-- start DATA TO PROCESS --

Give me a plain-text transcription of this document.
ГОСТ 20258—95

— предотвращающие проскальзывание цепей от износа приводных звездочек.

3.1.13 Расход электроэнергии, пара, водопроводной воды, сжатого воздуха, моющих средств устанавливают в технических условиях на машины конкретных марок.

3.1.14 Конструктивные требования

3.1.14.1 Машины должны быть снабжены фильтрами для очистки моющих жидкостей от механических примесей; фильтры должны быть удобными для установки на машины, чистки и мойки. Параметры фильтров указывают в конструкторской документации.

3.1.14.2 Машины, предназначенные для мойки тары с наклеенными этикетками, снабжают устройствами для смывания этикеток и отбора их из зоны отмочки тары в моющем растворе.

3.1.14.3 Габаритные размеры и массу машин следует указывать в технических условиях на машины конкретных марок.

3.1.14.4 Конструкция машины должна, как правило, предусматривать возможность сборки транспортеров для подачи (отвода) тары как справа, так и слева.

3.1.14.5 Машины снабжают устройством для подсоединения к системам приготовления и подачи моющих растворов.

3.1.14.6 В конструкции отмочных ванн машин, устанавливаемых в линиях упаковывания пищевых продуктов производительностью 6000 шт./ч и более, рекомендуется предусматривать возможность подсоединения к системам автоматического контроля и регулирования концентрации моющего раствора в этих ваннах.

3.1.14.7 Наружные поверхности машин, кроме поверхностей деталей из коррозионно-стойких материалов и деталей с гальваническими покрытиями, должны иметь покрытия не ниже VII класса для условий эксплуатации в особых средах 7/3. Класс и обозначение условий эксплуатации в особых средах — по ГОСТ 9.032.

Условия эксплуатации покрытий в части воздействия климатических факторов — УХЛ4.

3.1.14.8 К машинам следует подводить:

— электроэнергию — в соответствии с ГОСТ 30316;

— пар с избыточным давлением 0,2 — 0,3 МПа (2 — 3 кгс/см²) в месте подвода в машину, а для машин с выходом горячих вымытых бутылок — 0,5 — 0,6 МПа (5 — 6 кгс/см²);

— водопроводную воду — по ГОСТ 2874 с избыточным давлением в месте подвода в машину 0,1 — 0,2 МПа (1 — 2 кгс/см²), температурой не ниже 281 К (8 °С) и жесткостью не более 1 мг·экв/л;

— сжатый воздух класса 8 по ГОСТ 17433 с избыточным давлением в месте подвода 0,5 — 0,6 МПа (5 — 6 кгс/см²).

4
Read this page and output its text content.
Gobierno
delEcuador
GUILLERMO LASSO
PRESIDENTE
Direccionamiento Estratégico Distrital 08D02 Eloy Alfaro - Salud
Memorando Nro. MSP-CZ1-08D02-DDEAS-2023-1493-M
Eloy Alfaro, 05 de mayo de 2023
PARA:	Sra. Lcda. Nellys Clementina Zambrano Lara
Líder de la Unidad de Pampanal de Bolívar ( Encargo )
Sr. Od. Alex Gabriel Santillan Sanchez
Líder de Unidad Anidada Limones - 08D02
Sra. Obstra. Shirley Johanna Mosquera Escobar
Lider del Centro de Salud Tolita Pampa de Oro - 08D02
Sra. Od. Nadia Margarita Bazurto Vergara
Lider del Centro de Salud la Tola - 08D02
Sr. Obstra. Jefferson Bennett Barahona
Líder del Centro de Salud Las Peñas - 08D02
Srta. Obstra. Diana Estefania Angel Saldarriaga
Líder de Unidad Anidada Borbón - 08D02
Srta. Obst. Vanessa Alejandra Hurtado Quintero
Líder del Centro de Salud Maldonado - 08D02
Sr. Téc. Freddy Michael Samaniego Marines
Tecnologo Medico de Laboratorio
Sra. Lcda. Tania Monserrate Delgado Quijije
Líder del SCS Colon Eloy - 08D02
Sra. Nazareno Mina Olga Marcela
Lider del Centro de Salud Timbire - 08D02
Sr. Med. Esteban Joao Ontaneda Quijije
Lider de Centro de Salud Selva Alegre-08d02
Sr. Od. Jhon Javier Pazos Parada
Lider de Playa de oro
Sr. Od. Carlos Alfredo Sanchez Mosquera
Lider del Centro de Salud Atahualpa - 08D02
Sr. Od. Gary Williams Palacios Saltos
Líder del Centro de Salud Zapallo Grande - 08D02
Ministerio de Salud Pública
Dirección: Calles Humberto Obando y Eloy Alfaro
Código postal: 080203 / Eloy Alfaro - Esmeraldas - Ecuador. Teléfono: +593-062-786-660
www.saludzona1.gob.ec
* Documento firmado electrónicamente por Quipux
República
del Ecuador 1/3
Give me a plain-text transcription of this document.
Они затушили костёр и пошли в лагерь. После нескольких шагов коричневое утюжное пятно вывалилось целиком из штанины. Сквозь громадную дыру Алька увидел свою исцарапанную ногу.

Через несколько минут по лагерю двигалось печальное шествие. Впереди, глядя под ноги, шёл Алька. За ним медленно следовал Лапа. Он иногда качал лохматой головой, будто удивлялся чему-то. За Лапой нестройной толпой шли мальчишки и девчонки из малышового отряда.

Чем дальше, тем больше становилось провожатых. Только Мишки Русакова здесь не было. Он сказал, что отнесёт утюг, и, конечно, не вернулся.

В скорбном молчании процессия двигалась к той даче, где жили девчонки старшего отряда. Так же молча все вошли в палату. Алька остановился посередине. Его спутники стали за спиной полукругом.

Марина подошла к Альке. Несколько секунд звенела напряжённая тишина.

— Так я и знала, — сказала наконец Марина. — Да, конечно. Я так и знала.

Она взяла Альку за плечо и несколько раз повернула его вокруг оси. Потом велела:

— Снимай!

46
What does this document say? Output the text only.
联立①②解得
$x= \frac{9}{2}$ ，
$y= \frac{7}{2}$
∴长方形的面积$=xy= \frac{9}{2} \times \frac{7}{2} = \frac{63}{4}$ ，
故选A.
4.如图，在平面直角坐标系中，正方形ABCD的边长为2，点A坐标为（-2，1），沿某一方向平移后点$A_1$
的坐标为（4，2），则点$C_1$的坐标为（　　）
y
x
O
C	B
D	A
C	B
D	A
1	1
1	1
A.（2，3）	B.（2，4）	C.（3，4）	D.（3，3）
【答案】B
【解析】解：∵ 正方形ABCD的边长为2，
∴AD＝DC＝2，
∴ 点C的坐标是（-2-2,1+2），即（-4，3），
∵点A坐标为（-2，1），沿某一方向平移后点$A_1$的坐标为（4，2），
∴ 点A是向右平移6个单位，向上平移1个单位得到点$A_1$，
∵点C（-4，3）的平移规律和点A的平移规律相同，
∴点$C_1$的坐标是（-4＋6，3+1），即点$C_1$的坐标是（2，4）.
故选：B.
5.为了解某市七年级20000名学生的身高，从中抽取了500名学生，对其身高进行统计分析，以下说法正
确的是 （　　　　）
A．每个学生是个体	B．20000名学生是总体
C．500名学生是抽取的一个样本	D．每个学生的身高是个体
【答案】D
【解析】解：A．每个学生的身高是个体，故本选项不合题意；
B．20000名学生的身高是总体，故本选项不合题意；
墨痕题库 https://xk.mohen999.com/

-- end DATA TO PROCESS --

THE EXERCISE
Exactly and only the lines from the one containing "What does this" through the end of the material are to be reproduced, both ends included.

EXERCISE RESULT
What does this document say? Output the text only.
联立①②解得
$x= \frac{9}{2}$ ，
$y= \frac{7}{2}$
∴长方形的面积$=xy= \frac{9}{2} \times \frac{7}{2} = \frac{63}{4}$ ，
故选A.
4.如图，在平面直角坐标系中，正方形ABCD的边长为2，点A坐标为（-2，1），沿某一方向平移后点$A_1$
的坐标为（4，2），则点$C_1$的坐标为（　　）
y
x
O
C	B
D	A
C	B
D	A
1	1
1	1
A.（2，3）	B.（2，4）	C.（3，4）	D.（3，3）
【答案】B
【解析】解：∵ 正方形ABCD的边长为2，
∴AD＝DC＝2，
∴ 点C的坐标是（-2-2,1+2），即（-4，3），
∵点A坐标为（-2，1），沿某一方向平移后点$A_1$的坐标为（4，2），
∴ 点A是向右平移6个单位，向上平移1个单位得到点$A_1$，
∵点C（-4，3）的平移规律和点A的平移规律相同，
∴点$C_1$的坐标是（-4＋6，3+1），即点$C_1$的坐标是（2，4）.
故选：B.
5.为了解某市七年级20000名学生的身高，从中抽取了500名学生，对其身高进行统计分析，以下说法正
确的是 （　　　　）
A．每个学生是个体	B．20000名学生是总体
C．500名学生是抽取的一个样本	D．每个学生的身高是个体
【答案】D
【解析】解：A．每个学生的身高是个体，故本选项不合题意；
B．20000名学生的身高是总体，故本选项不合题意；
墨痕题库 https://xk.mohen999.com/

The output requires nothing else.